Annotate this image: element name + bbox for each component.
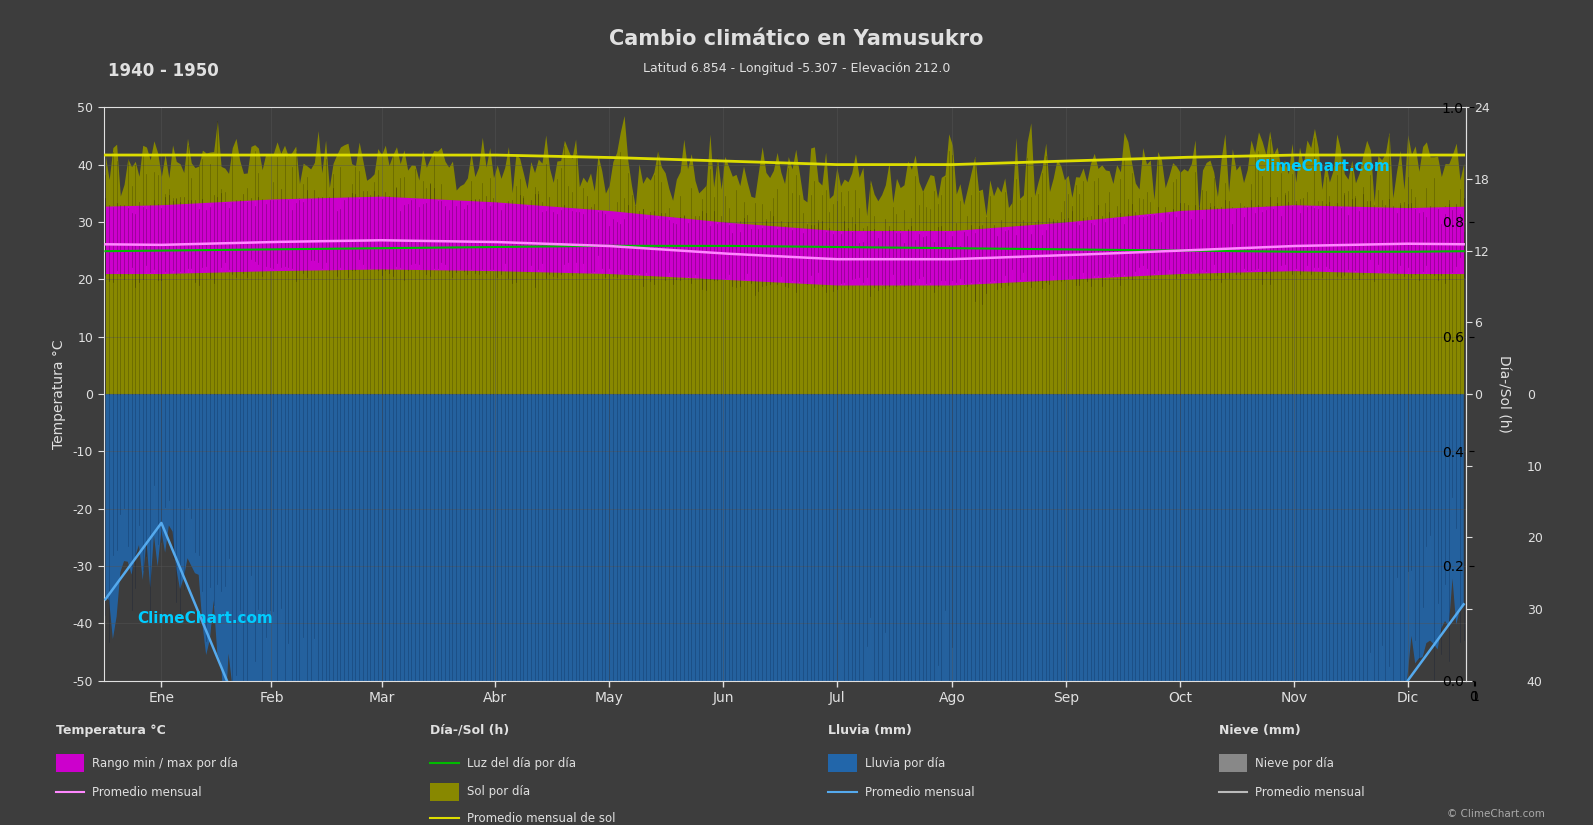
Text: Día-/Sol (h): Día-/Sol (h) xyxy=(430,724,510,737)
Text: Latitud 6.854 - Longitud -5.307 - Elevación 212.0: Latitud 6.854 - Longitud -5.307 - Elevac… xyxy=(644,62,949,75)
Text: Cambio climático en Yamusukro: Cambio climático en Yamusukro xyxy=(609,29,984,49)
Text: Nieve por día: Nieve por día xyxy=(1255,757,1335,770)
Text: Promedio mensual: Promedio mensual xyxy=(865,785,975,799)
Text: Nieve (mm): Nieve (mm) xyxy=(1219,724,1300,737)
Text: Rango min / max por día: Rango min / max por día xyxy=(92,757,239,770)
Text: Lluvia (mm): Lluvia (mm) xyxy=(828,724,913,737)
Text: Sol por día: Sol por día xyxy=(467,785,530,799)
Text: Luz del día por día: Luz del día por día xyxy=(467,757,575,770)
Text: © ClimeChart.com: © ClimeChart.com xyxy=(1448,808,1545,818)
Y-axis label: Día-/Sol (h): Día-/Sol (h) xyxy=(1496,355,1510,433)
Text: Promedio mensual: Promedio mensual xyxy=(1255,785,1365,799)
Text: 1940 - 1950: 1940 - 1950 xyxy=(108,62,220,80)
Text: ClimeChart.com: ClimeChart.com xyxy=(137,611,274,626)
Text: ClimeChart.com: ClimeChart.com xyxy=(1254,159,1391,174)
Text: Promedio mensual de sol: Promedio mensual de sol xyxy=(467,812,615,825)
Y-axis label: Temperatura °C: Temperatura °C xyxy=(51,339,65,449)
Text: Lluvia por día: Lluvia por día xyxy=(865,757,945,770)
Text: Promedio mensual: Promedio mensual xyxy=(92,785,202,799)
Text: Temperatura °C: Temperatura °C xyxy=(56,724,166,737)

■ ■ ■ ■ ■

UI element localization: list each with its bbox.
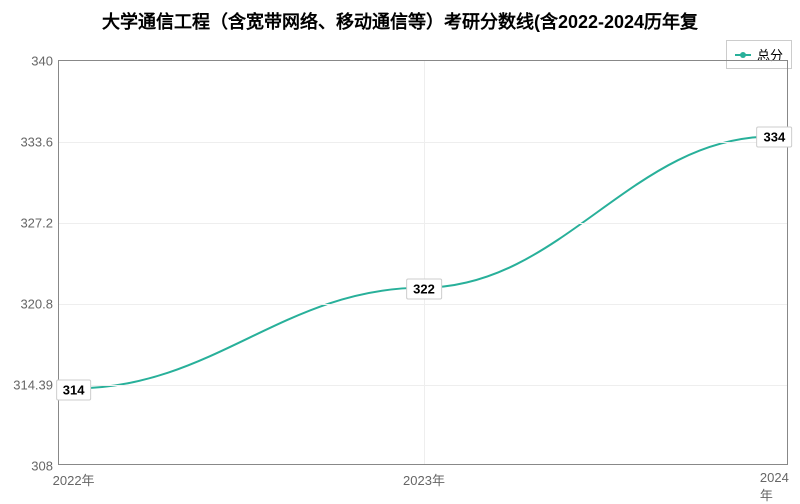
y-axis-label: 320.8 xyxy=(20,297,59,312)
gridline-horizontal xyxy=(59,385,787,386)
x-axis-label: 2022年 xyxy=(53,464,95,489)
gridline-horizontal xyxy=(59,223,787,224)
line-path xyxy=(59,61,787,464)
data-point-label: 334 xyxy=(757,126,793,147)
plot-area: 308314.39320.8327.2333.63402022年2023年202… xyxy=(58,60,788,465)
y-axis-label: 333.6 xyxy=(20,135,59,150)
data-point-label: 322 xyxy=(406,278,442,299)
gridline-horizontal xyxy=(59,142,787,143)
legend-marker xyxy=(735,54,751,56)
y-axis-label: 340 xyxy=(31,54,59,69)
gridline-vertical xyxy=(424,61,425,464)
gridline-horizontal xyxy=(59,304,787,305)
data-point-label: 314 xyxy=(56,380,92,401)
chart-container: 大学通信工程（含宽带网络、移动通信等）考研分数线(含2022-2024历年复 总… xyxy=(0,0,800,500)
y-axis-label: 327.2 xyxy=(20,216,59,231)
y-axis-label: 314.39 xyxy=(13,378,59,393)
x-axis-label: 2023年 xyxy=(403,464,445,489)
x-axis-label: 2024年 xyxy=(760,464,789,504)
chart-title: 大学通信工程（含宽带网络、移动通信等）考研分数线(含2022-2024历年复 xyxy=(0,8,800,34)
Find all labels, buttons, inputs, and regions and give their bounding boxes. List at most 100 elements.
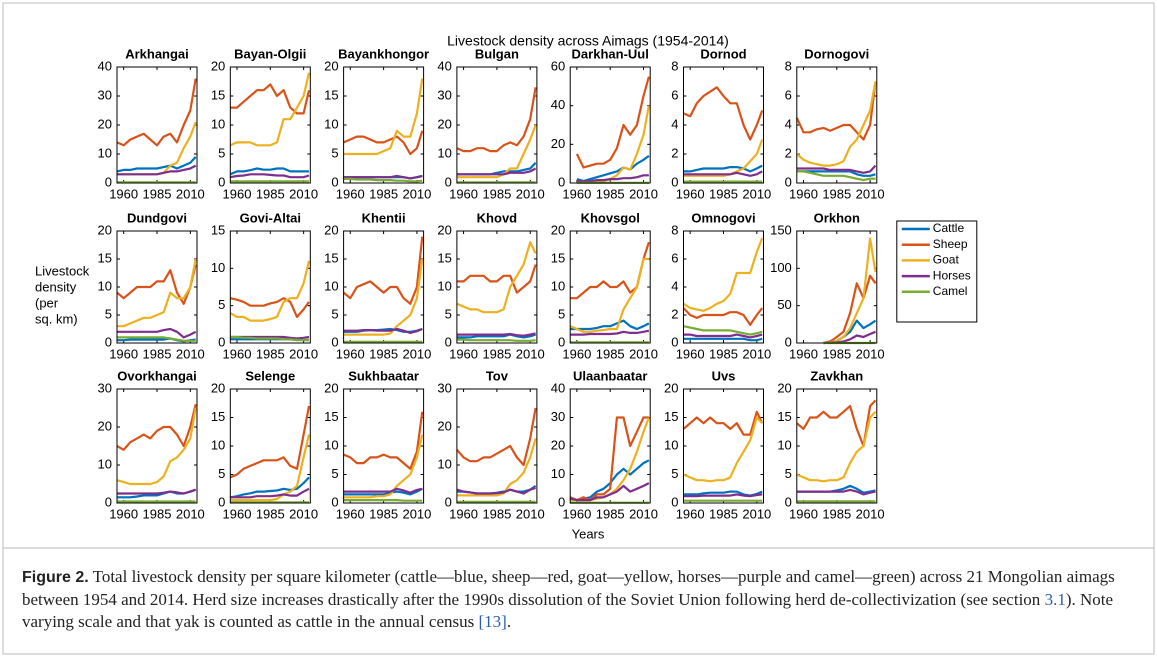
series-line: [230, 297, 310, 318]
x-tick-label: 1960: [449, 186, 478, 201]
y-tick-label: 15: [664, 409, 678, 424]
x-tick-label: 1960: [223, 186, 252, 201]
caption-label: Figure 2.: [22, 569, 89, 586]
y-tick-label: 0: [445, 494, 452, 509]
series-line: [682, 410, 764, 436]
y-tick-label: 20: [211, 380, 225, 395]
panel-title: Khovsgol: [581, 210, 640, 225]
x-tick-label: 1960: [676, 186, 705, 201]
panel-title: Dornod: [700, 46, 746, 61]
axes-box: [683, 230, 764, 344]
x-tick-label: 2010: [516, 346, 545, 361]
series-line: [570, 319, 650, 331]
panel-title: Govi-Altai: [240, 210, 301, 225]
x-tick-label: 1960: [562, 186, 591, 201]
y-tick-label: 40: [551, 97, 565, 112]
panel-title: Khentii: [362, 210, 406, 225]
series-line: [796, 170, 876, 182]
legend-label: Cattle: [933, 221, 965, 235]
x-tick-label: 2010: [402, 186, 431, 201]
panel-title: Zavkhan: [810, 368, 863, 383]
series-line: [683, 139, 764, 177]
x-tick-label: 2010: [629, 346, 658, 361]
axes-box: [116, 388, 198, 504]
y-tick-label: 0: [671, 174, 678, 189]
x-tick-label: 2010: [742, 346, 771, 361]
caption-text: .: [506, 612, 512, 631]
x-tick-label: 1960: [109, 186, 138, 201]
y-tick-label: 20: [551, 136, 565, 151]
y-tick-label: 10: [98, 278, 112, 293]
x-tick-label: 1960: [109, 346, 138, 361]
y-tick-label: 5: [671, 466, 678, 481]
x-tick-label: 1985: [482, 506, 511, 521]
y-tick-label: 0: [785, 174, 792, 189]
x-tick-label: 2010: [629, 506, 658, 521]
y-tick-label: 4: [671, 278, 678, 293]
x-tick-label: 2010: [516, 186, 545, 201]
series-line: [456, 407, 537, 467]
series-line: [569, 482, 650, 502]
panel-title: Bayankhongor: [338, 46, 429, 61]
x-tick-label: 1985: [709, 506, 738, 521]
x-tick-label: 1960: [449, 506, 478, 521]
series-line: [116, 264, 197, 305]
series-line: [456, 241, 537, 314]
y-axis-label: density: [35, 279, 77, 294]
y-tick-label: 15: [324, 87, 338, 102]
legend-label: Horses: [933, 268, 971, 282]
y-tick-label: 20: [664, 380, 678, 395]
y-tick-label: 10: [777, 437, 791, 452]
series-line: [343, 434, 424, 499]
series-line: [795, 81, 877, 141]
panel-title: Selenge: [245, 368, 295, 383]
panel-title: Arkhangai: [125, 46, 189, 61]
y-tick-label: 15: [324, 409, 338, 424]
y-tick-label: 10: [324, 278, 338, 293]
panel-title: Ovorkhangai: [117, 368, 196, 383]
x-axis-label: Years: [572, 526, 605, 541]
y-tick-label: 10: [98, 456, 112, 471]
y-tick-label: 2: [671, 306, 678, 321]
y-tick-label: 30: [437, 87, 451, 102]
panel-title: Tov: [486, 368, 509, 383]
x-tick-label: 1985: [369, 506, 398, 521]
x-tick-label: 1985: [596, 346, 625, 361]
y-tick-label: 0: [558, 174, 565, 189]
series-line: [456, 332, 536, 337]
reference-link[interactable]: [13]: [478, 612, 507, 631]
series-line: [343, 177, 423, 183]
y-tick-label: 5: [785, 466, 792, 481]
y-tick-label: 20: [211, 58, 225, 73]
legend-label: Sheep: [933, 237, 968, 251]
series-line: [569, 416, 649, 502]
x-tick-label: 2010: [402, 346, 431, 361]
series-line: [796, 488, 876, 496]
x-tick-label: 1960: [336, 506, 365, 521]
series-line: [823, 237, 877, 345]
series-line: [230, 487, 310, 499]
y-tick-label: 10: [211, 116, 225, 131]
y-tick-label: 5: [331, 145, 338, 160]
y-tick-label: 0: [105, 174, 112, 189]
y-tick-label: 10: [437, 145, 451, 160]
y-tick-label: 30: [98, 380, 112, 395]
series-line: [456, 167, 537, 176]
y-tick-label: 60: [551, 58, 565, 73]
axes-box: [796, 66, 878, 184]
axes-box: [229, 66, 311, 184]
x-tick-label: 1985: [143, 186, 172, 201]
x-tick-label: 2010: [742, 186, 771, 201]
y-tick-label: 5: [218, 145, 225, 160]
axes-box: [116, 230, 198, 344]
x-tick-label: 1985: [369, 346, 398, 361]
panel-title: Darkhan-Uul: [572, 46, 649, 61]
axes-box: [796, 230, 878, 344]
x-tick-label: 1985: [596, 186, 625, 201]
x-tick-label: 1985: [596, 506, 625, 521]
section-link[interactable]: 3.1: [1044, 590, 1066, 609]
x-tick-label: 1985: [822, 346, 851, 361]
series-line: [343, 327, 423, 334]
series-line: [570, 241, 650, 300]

■ ■ ■ ■ ■

Problem to work on:
Replace "data-point-label" with "value-label" in everything from the entry containing "y-axis-label: 320.8 xyxy=(20,297,59,312)" down to the entry containing "chart-container: 大学通信工程（含宽带网络、移动通信等）考研分数线(含2022-2024历年复 总…". Return only those entries, with nothing else changed.

Written solution:
y-axis-label: 320.8 xyxy=(20,297,59,312)
gridline-horizontal xyxy=(59,385,787,386)
x-axis-label: 2022年 xyxy=(53,464,95,489)
gridline-horizontal xyxy=(59,223,787,224)
line-path xyxy=(59,61,787,464)
value-label: 334 xyxy=(757,126,793,147)
plot-area: 308314.39320.8327.2333.63402022年2023年202… xyxy=(58,60,788,465)
y-axis-label: 333.6 xyxy=(20,135,59,150)
value-label: 322 xyxy=(406,278,442,299)
gridline-horizontal xyxy=(59,142,787,143)
legend-marker xyxy=(735,54,751,56)
y-axis-label: 340 xyxy=(31,54,59,69)
gridline-vertical xyxy=(424,61,425,464)
gridline-horizontal xyxy=(59,304,787,305)
value-label: 314 xyxy=(56,380,92,401)
chart-container: 大学通信工程（含宽带网络、移动通信等）考研分数线(含2022-2024历年复 总… xyxy=(0,0,800,500)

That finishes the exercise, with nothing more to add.